---- PROVIDED ENTRIES

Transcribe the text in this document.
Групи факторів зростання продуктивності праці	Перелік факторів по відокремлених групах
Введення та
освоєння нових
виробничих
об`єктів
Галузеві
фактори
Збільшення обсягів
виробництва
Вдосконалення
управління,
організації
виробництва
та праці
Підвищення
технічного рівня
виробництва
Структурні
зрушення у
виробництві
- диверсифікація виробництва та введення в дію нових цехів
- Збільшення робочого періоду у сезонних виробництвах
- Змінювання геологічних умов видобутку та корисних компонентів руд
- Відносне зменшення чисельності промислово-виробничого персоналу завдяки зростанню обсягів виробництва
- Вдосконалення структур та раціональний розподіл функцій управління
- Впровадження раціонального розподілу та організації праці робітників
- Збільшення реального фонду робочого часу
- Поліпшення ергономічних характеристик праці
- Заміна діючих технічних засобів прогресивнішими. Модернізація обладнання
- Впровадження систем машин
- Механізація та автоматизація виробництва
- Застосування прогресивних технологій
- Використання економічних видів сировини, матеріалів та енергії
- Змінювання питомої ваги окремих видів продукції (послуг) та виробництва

--------

_DIRECTIONS_. From the listing above, extract all records word for word.

_RESULT OF THE EXERCISE_.
Transcribe the text in this document.
Групи факторів зростання продуктивності праці	Перелік факторів по відокремлених групах
Введення та
освоєння нових
виробничих
об`єктів
Галузеві
фактори
Збільшення обсягів
виробництва
Вдосконалення
управління,
організації
виробництва
та праці
Підвищення
технічного рівня
виробництва
Структурні
зрушення у
виробництві
- диверсифікація виробництва та введення в дію нових цехів
- Збільшення робочого періоду у сезонних виробництвах
- Змінювання геологічних умов видобутку та корисних компонентів руд
- Відносне зменшення чисельності промислово-виробничого персоналу завдяки зростанню обсягів виробництва
- Вдосконалення структур та раціональний розподіл функцій управління
- Впровадження раціонального розподілу та організації праці робітників
- Збільшення реального фонду робочого часу
- Поліпшення ергономічних характеристик праці
- Заміна діючих технічних засобів прогресивнішими. Модернізація обладнання
- Впровадження систем машин
- Механізація та автоматизація виробництва
- Застосування прогресивних технологій
- Використання економічних видів сировини, матеріалів та енергії
- Змінювання питомої ваги окремих видів продукції (послуг) та виробництва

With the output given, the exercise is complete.